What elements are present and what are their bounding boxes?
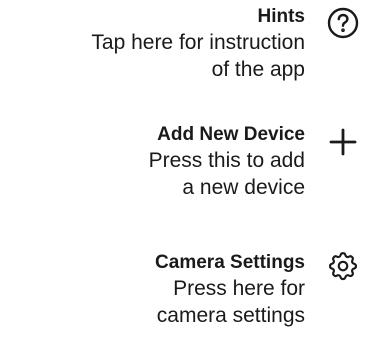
gear-icon[interactable] [326, 249, 360, 283]
question-circle-icon[interactable] [326, 6, 360, 40]
hint-description-line: Press here for [173, 277, 305, 300]
hint-description-line: Press this to add [148, 149, 305, 172]
plus-icon[interactable] [326, 125, 360, 159]
hint-description-line: a new device [182, 176, 305, 199]
hint-item-add-device: Add New Device Press this to add a new d… [149, 123, 305, 201]
hint-title: Add New Device [157, 124, 305, 145]
hint-item-camera-settings: Camera Settings Press here for camera se… [155, 251, 305, 329]
hint-description-line: Tap here for instruction [91, 31, 305, 54]
hint-item-hints: Hints Tap here for instruction of the ap… [91, 5, 305, 83]
hint-description-line: camera settings [156, 304, 305, 327]
hint-description-line: of the app [211, 58, 305, 81]
hint-title: Camera Settings [155, 252, 305, 273]
hint-title: Hints [257, 6, 306, 27]
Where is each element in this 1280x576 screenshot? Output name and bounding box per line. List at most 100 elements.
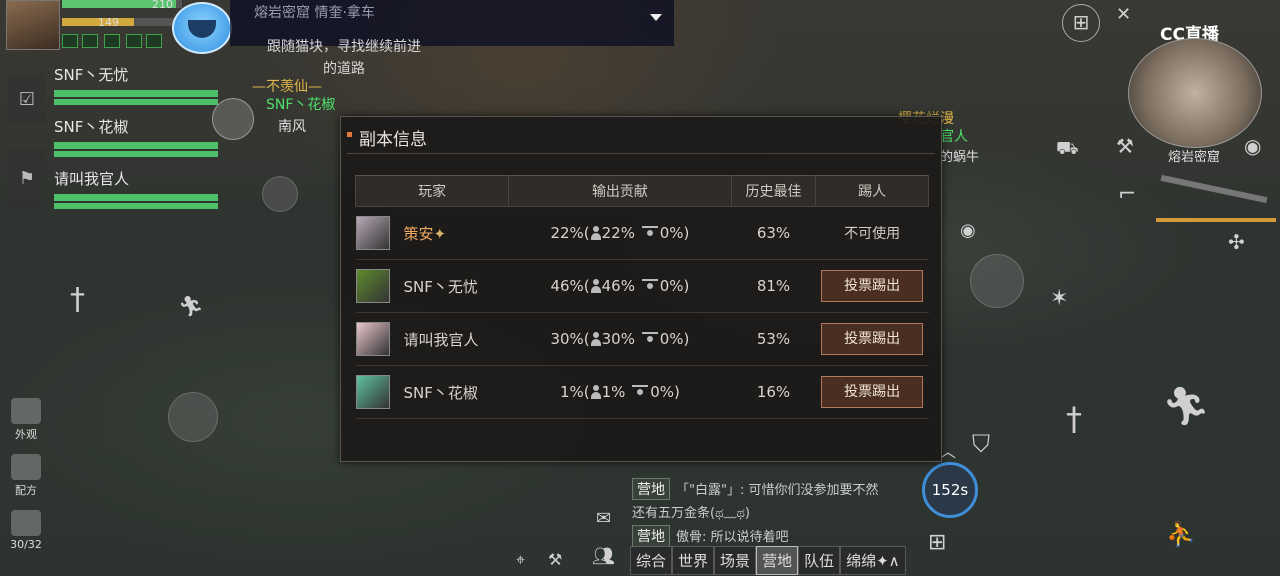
- appearance-label: 外观: [15, 428, 37, 441]
- chevron-down-icon[interactable]: [650, 14, 662, 21]
- team-member-name: SNF丶花椒: [54, 118, 129, 136]
- chat-tab[interactable]: 队伍: [798, 546, 841, 575]
- ammo-bar: [1156, 218, 1276, 222]
- knife-icon[interactable]: †: [70, 282, 85, 317]
- vote-kick-button[interactable]: 投票踢出: [821, 323, 924, 355]
- knife-icon[interactable]: †: [1066, 400, 1082, 438]
- mail-icon[interactable]: ✉: [596, 508, 611, 529]
- recipe-label: 配方: [15, 484, 37, 497]
- team-member-hp: [54, 90, 218, 97]
- skill-timer[interactable]: 152s: [922, 462, 978, 518]
- crouch-icon[interactable]: ⛹: [1166, 520, 1196, 548]
- table-row: 请叫我官人 30%(30% 0%) 53% 投票踢出: [355, 312, 929, 366]
- chat-message: 营地 「"白露"」: 可惜你们没参加要不然: [632, 478, 922, 500]
- build-icon[interactable]: ⚒: [1116, 134, 1134, 158]
- location-icon[interactable]: ⌖: [516, 550, 525, 570]
- damage-solo: 1%: [601, 383, 626, 401]
- tools-icon[interactable]: ⚒: [548, 550, 562, 569]
- sprint-icon[interactable]: [262, 176, 298, 212]
- chevron-up-icon[interactable]: ︿: [940, 438, 956, 462]
- run-icon[interactable]: 🏃︎: [178, 294, 203, 318]
- chat-tab[interactable]: 营地: [756, 546, 799, 575]
- kick-cell: 投票踢出: [815, 365, 929, 419]
- camera-icon[interactable]: ◉: [1244, 134, 1261, 158]
- flag-icon[interactable]: ⚑: [8, 148, 46, 208]
- checklist-icon[interactable]: ☑: [8, 74, 46, 124]
- quest-title: 熔岩密窟 情奎·拿车: [254, 5, 375, 21]
- player-cell: SNF丶无忧: [355, 259, 509, 313]
- table-row: SNF丶无忧 46%(46% 0%) 81% 投票踢出: [355, 259, 929, 313]
- minimap[interactable]: [1128, 38, 1262, 148]
- column-header: 输出贡献: [508, 175, 732, 207]
- recipe-button[interactable]: 配方: [6, 454, 46, 498]
- damage-icon: [632, 385, 649, 397]
- buff-icon: [146, 34, 162, 48]
- player-name-text: 策安: [403, 224, 434, 243]
- team-member-hp: [54, 142, 218, 149]
- player-avatar-icon: [355, 375, 390, 409]
- damage-solo: 22%: [601, 224, 635, 242]
- chat-tabs: 综合 世界 场景 营地 队伍 绵绵✦∧: [630, 546, 906, 575]
- dodge-icon[interactable]: 🏃︎: [1162, 384, 1210, 429]
- team-member-hp: [54, 194, 218, 201]
- joystick[interactable]: [168, 392, 218, 442]
- damage-other: 0%): [659, 277, 690, 295]
- chat-tab[interactable]: 综合: [630, 546, 673, 575]
- team-member[interactable]: 请叫我官人: [54, 168, 218, 209]
- grass-icon[interactable]: ✶: [1050, 286, 1068, 311]
- team-member-name: SNF丶无忧: [54, 66, 129, 84]
- chat-tab[interactable]: 场景: [714, 546, 757, 575]
- vote-kick-button[interactable]: 投票踢出: [821, 270, 924, 302]
- chat-log[interactable]: 营地 「"白露"」: 可惜你们没参加要不然 还有五万金条(ಥ﹏ಥ) 营地 傲骨: 所…: [632, 478, 922, 547]
- damage-cell: 22%(22% 0%): [508, 206, 732, 260]
- user-icon: [590, 226, 601, 240]
- npc-name: 官人: [940, 129, 968, 145]
- vote-kick-button[interactable]: 投票踢出: [821, 376, 924, 408]
- damage-total: 30%(: [550, 330, 590, 348]
- player-hp-value: 210: [152, 0, 173, 11]
- chat-tab[interactable]: 绵绵✦∧: [840, 546, 906, 575]
- team-member-mp: [54, 151, 218, 157]
- damage-total: 22%(: [550, 224, 590, 242]
- player-name: 请叫我官人: [404, 329, 504, 350]
- team-member-name: 请叫我官人: [54, 170, 130, 188]
- chat-message: 还有五万金条(ಥ﹏ಥ): [632, 502, 922, 521]
- chat-channel: 营地: [632, 525, 670, 547]
- damage-icon: [641, 332, 658, 344]
- player-level: 149: [98, 16, 119, 29]
- shield-icon[interactable]: [970, 254, 1024, 308]
- damage-other: 0%): [659, 330, 690, 348]
- friends-icon[interactable]: 👥︎: [592, 546, 615, 567]
- chat-text: 傲骨: 所以说待着吧: [676, 530, 789, 545]
- chat-channel: 营地: [632, 478, 670, 500]
- player-avatar[interactable]: [6, 0, 60, 50]
- npc-name: 的蜗牛: [940, 150, 980, 165]
- eye-icon[interactable]: ◉: [960, 220, 976, 241]
- divider: [347, 153, 935, 154]
- medkit-icon[interactable]: ⊞: [928, 530, 946, 555]
- player-cell: SNF丶花椒: [355, 365, 509, 419]
- chat-tab[interactable]: 世界: [672, 546, 715, 575]
- player-name: 策安✦: [404, 223, 504, 244]
- damage-total: 46%(: [550, 277, 590, 295]
- drone-icon[interactable]: ✣: [1228, 230, 1245, 254]
- armor-icon[interactable]: ⛉: [972, 430, 990, 458]
- appearance-button[interactable]: 外观: [6, 398, 46, 442]
- backpack-button[interactable]: 30/32: [6, 510, 46, 551]
- damage-solo: 46%: [601, 277, 635, 295]
- player-cell: 请叫我官人: [355, 312, 509, 366]
- team-member[interactable]: SNF丶花椒: [54, 116, 218, 157]
- grid-icon[interactable]: ⊞: [1062, 4, 1100, 42]
- damage-cell: 1%(1% 0%): [508, 365, 732, 419]
- vehicle-icon[interactable]: ⛟: [1056, 138, 1079, 162]
- close-icon[interactable]: ✕: [1116, 4, 1131, 25]
- column-header: 历史最佳: [730, 175, 817, 207]
- pistol-icon[interactable]: ⌐: [1118, 182, 1136, 207]
- user-icon: [590, 332, 601, 346]
- team-member[interactable]: SNF丶无忧: [54, 64, 218, 105]
- player-energy-bar: [62, 18, 182, 26]
- rifle-icon[interactable]: [1160, 174, 1268, 204]
- inventory-count: 30/32: [10, 538, 42, 551]
- player-name-text: SNF丶花椒: [403, 383, 478, 402]
- best-cell: 53%: [731, 312, 816, 366]
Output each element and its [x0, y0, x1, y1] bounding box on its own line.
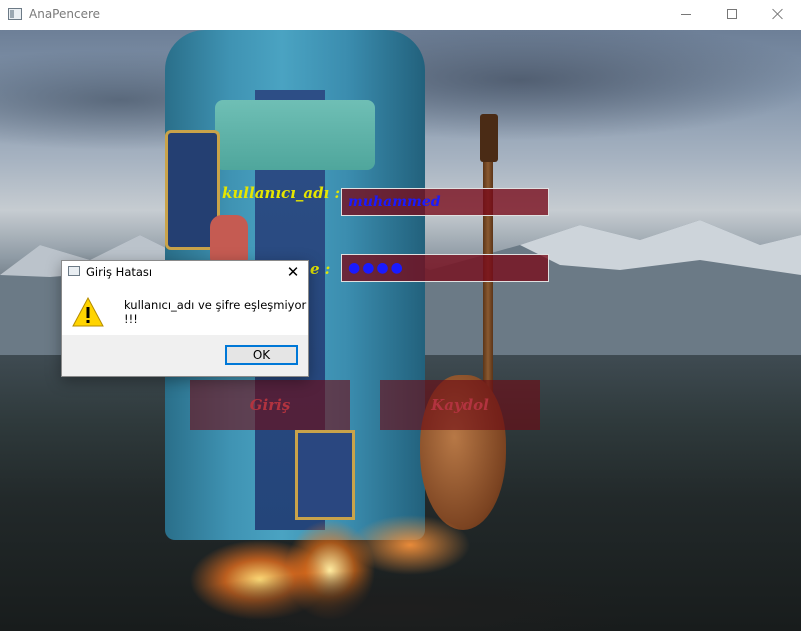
- dialog-footer: OK: [62, 335, 308, 376]
- app-icon: [8, 8, 22, 20]
- dialog-body: kullanıcı_adı ve şifre eşleşmiyor !!!: [62, 283, 308, 335]
- username-input[interactable]: muhammed: [341, 188, 549, 216]
- window-title: AnaPencere: [29, 7, 100, 21]
- warning-icon: [72, 297, 104, 327]
- minimize-icon: [681, 14, 691, 15]
- password-input[interactable]: ●●●●: [341, 254, 549, 282]
- instrument-head: [480, 114, 498, 162]
- password-label: e :: [310, 260, 331, 278]
- dialog-titlebar[interactable]: Giriş Hatası ✕: [62, 261, 308, 283]
- dialog-message: kullanıcı_adı ve şifre eşleşmiyor !!!: [124, 298, 307, 326]
- robe-trim-hem: [295, 430, 355, 520]
- login-error-dialog: Giriş Hatası ✕ kullanıcı_adı ve şifre eş…: [61, 260, 309, 377]
- window-titlebar[interactable]: AnaPencere: [0, 0, 801, 30]
- dialog-title: Giriş Hatası: [86, 265, 153, 279]
- login-button[interactable]: Giriş: [190, 380, 350, 430]
- dialog-close-button[interactable]: ✕: [284, 263, 302, 281]
- background-logs: [140, 550, 660, 631]
- maximize-button[interactable]: [709, 0, 755, 30]
- robe-sash: [215, 100, 375, 170]
- dialog-app-icon: [68, 266, 80, 276]
- register-button[interactable]: Kaydol: [380, 380, 540, 430]
- minimize-button[interactable]: [663, 0, 709, 30]
- maximize-icon: [727, 9, 737, 19]
- username-label: kullanıcı_adı :: [222, 184, 341, 202]
- close-button[interactable]: [755, 0, 801, 30]
- ok-button[interactable]: OK: [225, 345, 298, 365]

> _Given task_: Reproduce without alteration every line of the data above, from the line containing "gear-icon[interactable] [326, 249, 360, 283]" down to the line containing "plus-icon[interactable] [326, 125, 360, 159]", including both of those lines.

> _Solution for this problem_:
gear-icon[interactable] [326, 249, 360, 283]
question-circle-icon[interactable] [326, 6, 360, 40]
hint-description-line: Press here for [173, 277, 305, 300]
hint-description-line: Press this to add [148, 149, 305, 172]
plus-icon[interactable] [326, 125, 360, 159]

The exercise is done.